• _What is being asked_
Which lines in the records below contain the word "Properties"? Copy each one out.

───── Dataset extract ─────

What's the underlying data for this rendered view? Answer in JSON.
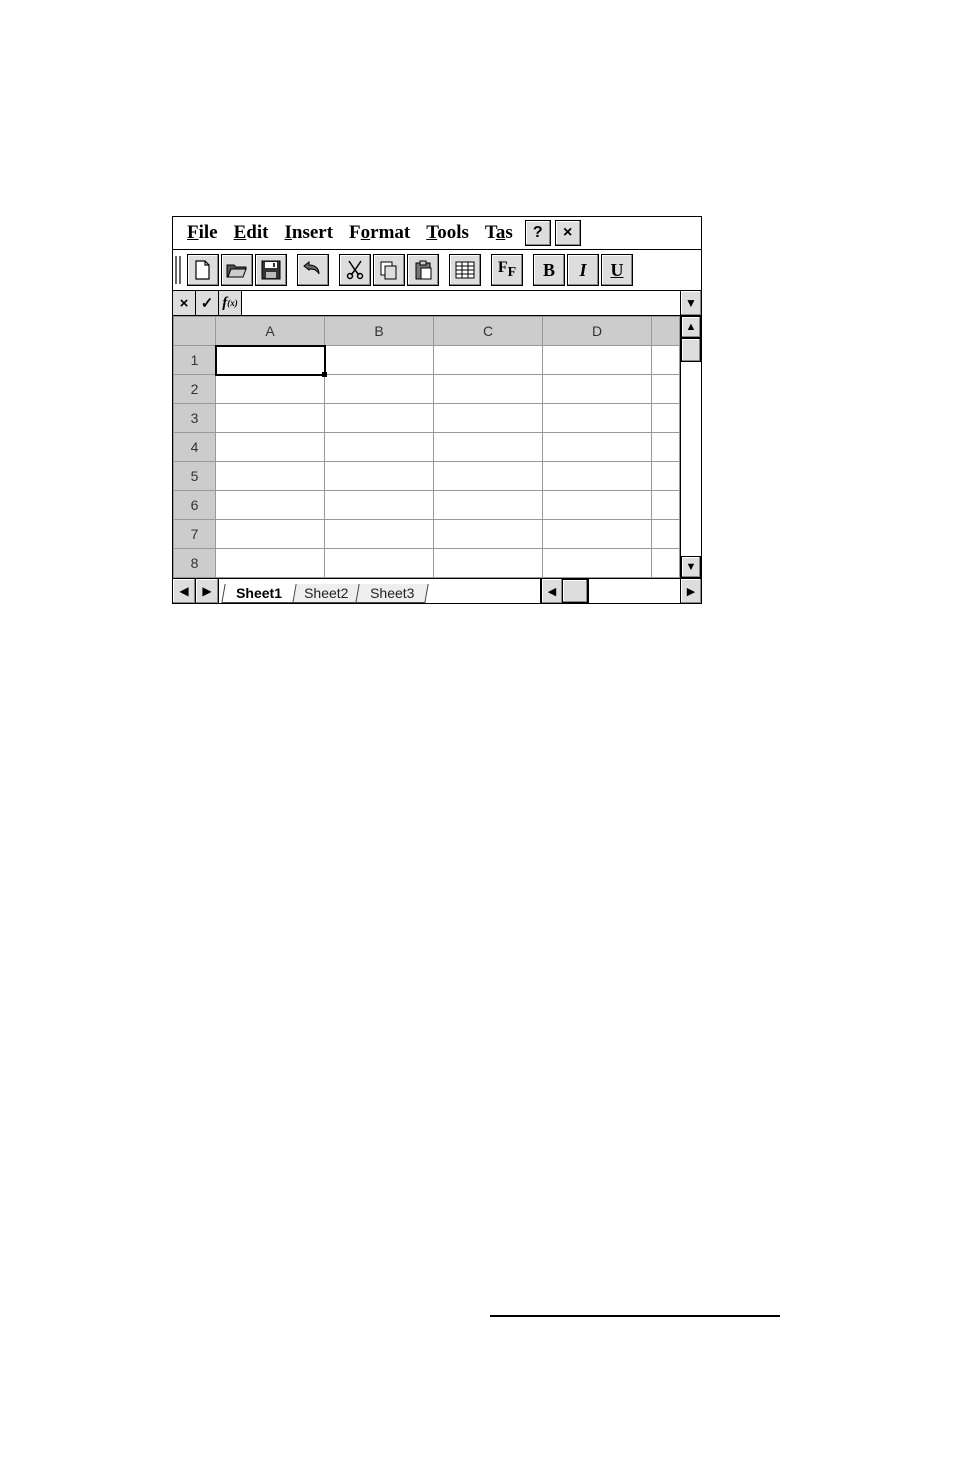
{
  "menus": {
    "file": {
      "pre": "",
      "ul": "F",
      "post": "ile"
    },
    "edit": {
      "pre": "",
      "ul": "E",
      "post": "dit"
    },
    "insert": {
      "pre": "",
      "ul": "I",
      "post": "nsert"
    },
    "format": {
      "pre": "F",
      "ul": "o",
      "post": "rmat"
    },
    "tools": {
      "pre": "",
      "ul": "T",
      "post": "ools"
    },
    "tas": {
      "pre": "T",
      "ul": "a",
      "post": "s"
    },
    "help_label": "?",
    "close_label": "×"
  },
  "toolbar": {
    "bold": "B",
    "italic": "I",
    "underline": "U",
    "font_big": "F",
    "font_sub": "F"
  },
  "formula_bar": {
    "cancel_label": "×",
    "accept_label": "✓",
    "fx_label": "f",
    "fx_sub": "(x)",
    "value": "",
    "dropdown": "▼"
  },
  "columns": [
    "A",
    "B",
    "C",
    "D"
  ],
  "rows": [
    "1",
    "2",
    "3",
    "4",
    "5",
    "6",
    "7",
    "8"
  ],
  "cells": {},
  "selected_cell": "A1",
  "scroll": {
    "up": "▲",
    "down": "▼",
    "left": "◀",
    "right": "▶"
  },
  "tabs": {
    "nav_first": "◀",
    "nav_last": "▶",
    "sheets": [
      {
        "label": "Sheet1",
        "active": true
      },
      {
        "label": "Sheet2",
        "active": false
      },
      {
        "label": "Sheet3",
        "active": false
      }
    ]
  }
}
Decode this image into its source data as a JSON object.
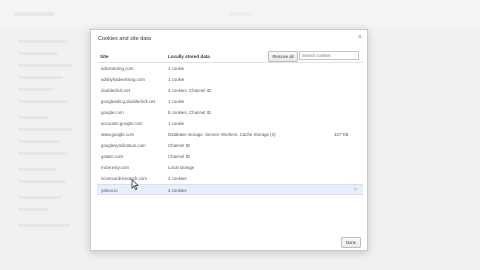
{
  "dialog": {
    "title": "Cookies and site data",
    "close_label": "×",
    "columns": {
      "site": "Site",
      "data": "Locally stored data"
    },
    "remove_all_label": "Remove all",
    "search_placeholder": "Search cookies",
    "done_label": "Done",
    "rows": [
      {
        "site": "adcentering.com",
        "data": "1 cookie",
        "size": ""
      },
      {
        "site": "adsbyhadvertsing.com",
        "data": "1 cookie",
        "size": ""
      },
      {
        "site": "doubleclick.net",
        "data": "3 cookies, Channel ID",
        "size": ""
      },
      {
        "site": "googleads.g.doubleclick.net",
        "data": "1 cookie",
        "size": ""
      },
      {
        "site": "google.com",
        "data": "5 cookies, Channel ID",
        "size": ""
      },
      {
        "site": "accounts.google.com",
        "data": "1 cookie",
        "size": ""
      },
      {
        "site": "www.google.com",
        "data": "Database storage, Service Workers, Cache Storage (3)",
        "size": "327 KB"
      },
      {
        "site": "googlesyndication.com",
        "data": "Channel ID",
        "size": ""
      },
      {
        "site": "gstatic.com",
        "data": "Channel ID",
        "size": ""
      },
      {
        "site": "mizeresty.com",
        "data": "Local storage",
        "size": ""
      },
      {
        "site": "scorecardresearch.com",
        "data": "2 cookies",
        "size": ""
      },
      {
        "site": "yahoo.io",
        "data": "2 cookies",
        "size": "",
        "selected": true
      }
    ],
    "row_remove_label": "×"
  }
}
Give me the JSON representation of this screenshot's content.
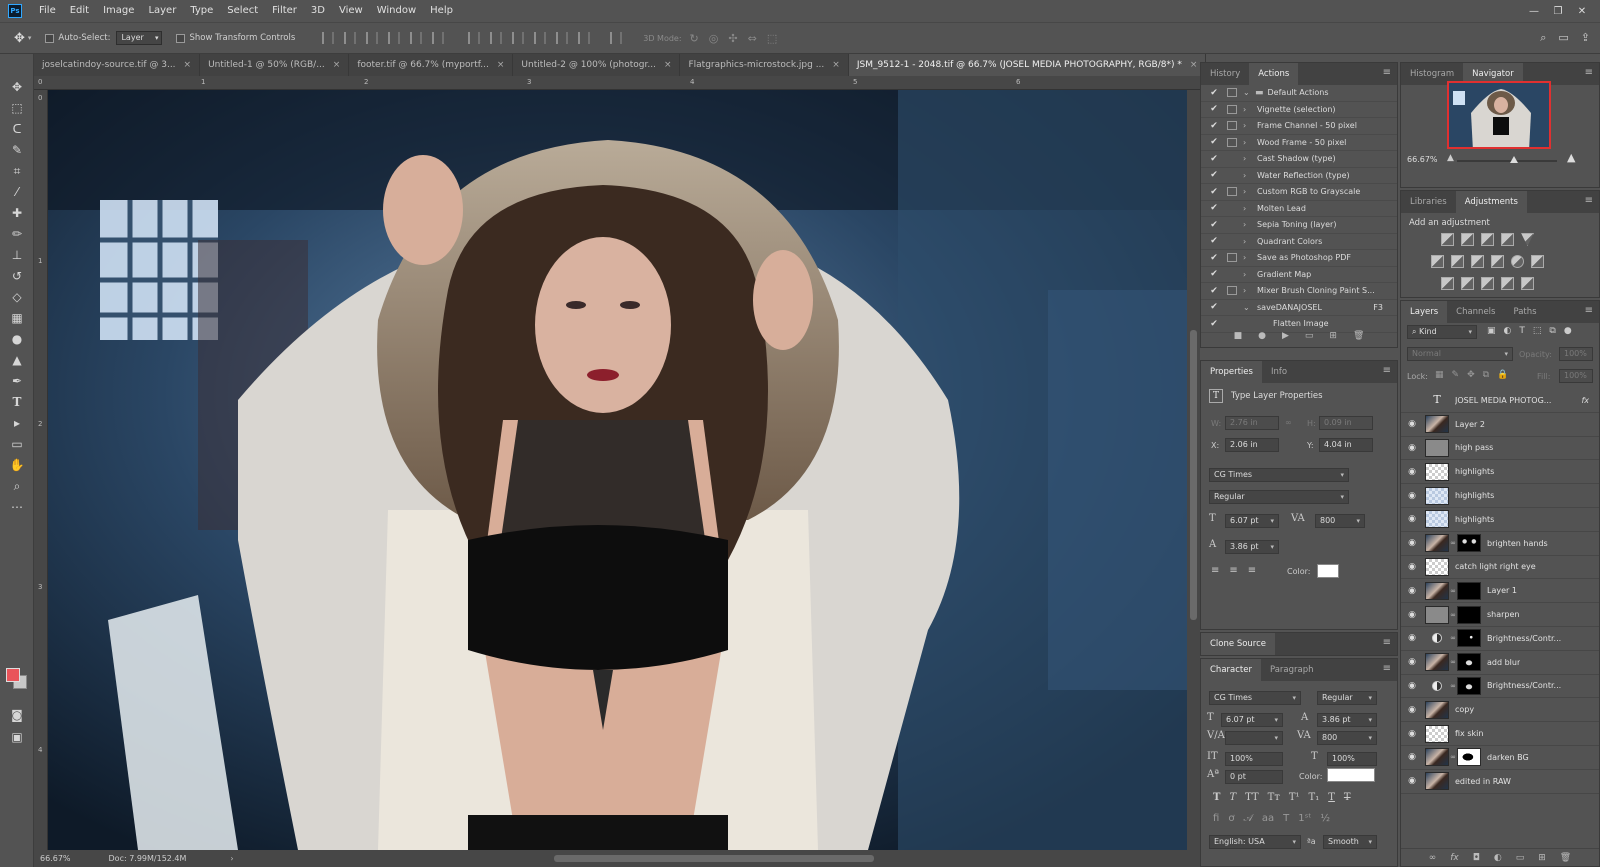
{
  "app": {
    "logo": "Ps"
  },
  "menu": [
    "File",
    "Edit",
    "Image",
    "Layer",
    "Type",
    "Select",
    "Filter",
    "3D",
    "View",
    "Window",
    "Help"
  ],
  "options": {
    "auto_select_label": "Auto-Select:",
    "auto_select_value": "Layer",
    "transform_label": "Show Transform Controls",
    "mode_3d_label": "3D Mode:"
  },
  "doc_tabs": [
    {
      "label": "joselcatindoy-source.tif @ 3...",
      "active": false
    },
    {
      "label": "Untitled-1 @ 50% (RGB/...",
      "active": false
    },
    {
      "label": "footer.tif @ 66.7% (myportf...",
      "active": false
    },
    {
      "label": "Untitled-2 @ 100% (photogr...",
      "active": false
    },
    {
      "label": "Flatgraphics-microstock.jpg ...",
      "active": false
    },
    {
      "label": "JSM_9512-1 - 2048.tif @ 66.7% (JOSEL MEDIA PHOTOGRAPHY, RGB/8*) *",
      "active": true
    }
  ],
  "ruler": {
    "top": [
      "0",
      "1",
      "2",
      "3",
      "4",
      "5",
      "6"
    ],
    "left": [
      "0",
      "1",
      "2",
      "3",
      "4"
    ]
  },
  "status": {
    "zoom": "66.67%",
    "doc": "Doc: 7.99M/152.4M"
  },
  "history_panel": {
    "tabs": [
      "History",
      "Actions"
    ],
    "actions": [
      {
        "name": "Default Actions",
        "type": "folder",
        "box": true
      },
      {
        "name": "Vignette (selection)",
        "box": true
      },
      {
        "name": "Frame Channel - 50 pixel",
        "box": true
      },
      {
        "name": "Wood Frame - 50 pixel",
        "box": true
      },
      {
        "name": "Cast Shadow (type)",
        "box": false
      },
      {
        "name": "Water Reflection (type)",
        "box": false
      },
      {
        "name": "Custom RGB to Grayscale",
        "box": true
      },
      {
        "name": "Molten Lead",
        "box": false
      },
      {
        "name": "Sepia Toning (layer)",
        "box": false
      },
      {
        "name": "Quadrant Colors",
        "box": false
      },
      {
        "name": "Save as Photoshop PDF",
        "box": true
      },
      {
        "name": "Gradient Map",
        "box": false
      },
      {
        "name": "Mixer Brush Cloning Paint S...",
        "box": true
      },
      {
        "name": "saveDANAJOSEL",
        "box": false,
        "key": "F3",
        "expanded": true
      },
      {
        "name": "Flatten Image",
        "box": false,
        "child": true
      }
    ]
  },
  "nav_panel": {
    "tabs": [
      "Histogram",
      "Navigator"
    ],
    "zoom": "66.67%"
  },
  "adj_panel": {
    "tabs": [
      "Libraries",
      "Adjustments"
    ],
    "title": "Add an adjustment"
  },
  "props_panel": {
    "tabs": [
      "Properties",
      "Info"
    ],
    "title": "Type Layer Properties",
    "w_label": "W:",
    "w_value": "2.76 in",
    "h_label": "H:",
    "h_value": "0.09 in",
    "x_label": "X:",
    "x_value": "2.06 in",
    "y_label": "Y:",
    "y_value": "4.04 in",
    "font": "CG Times",
    "style": "Regular",
    "size": "6.07 pt",
    "tracking": "800",
    "leading": "3.86 pt",
    "color_label": "Color:"
  },
  "clone_panel": {
    "tabs": [
      "Clone Source"
    ]
  },
  "char_panel": {
    "tabs": [
      "Character",
      "Paragraph"
    ],
    "font": "CG Times",
    "style": "Regular",
    "size": "6.07 pt",
    "leading": "3.86 pt",
    "tracking": "800",
    "vscale": "100%",
    "hscale": "100%",
    "baseline": "0 pt",
    "color_label": "Color:",
    "language": "English: USA",
    "aa": "Smooth"
  },
  "layers_panel": {
    "tabs": [
      "Layers",
      "Channels",
      "Paths"
    ],
    "kind": "Kind",
    "blend": "Normal",
    "opacity_label": "Opacity:",
    "opacity": "100%",
    "lock_label": "Lock:",
    "fill_label": "Fill:",
    "fill": "100%",
    "layers": [
      {
        "name": "JOSEL MEDIA PHOTOG...",
        "thumb": "text",
        "visible": false,
        "fx": "fx"
      },
      {
        "name": "Layer 2",
        "thumb": "photo",
        "visible": true
      },
      {
        "name": "high pass",
        "thumb": "gray",
        "visible": true
      },
      {
        "name": "highlights",
        "thumb": "checker",
        "visible": true
      },
      {
        "name": "highlights",
        "thumb": "checkblue",
        "visible": true
      },
      {
        "name": "highlights",
        "thumb": "checkblue",
        "visible": true
      },
      {
        "name": "brighten hands",
        "thumb": "photo",
        "visible": true,
        "mask": "hands"
      },
      {
        "name": "catch light right eye",
        "thumb": "checker",
        "visible": true
      },
      {
        "name": "Layer 1",
        "thumb": "photo",
        "visible": true,
        "mask": "black"
      },
      {
        "name": "sharpen",
        "thumb": "gray",
        "visible": true,
        "mask": "black"
      },
      {
        "name": "Brightness/Contr...",
        "thumb": "adj",
        "visible": true,
        "mask": "dot"
      },
      {
        "name": "add blur",
        "thumb": "photo",
        "visible": true,
        "mask": "fig"
      },
      {
        "name": "Brightness/Contr...",
        "thumb": "adj",
        "visible": true,
        "mask": "fig"
      },
      {
        "name": "copy",
        "thumb": "photo",
        "visible": true
      },
      {
        "name": "fix skin",
        "thumb": "checker",
        "visible": true
      },
      {
        "name": "darken BG",
        "thumb": "photo",
        "visible": true,
        "mask": "white"
      },
      {
        "name": "edited in RAW",
        "thumb": "photo",
        "visible": true
      }
    ]
  },
  "colors": {
    "fg": "#e9545a",
    "bg": "#c8c8c8",
    "accent": "#31a8ff"
  }
}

─────

• _Solution_
      "Properties",
    "title": "Type Layer Properties",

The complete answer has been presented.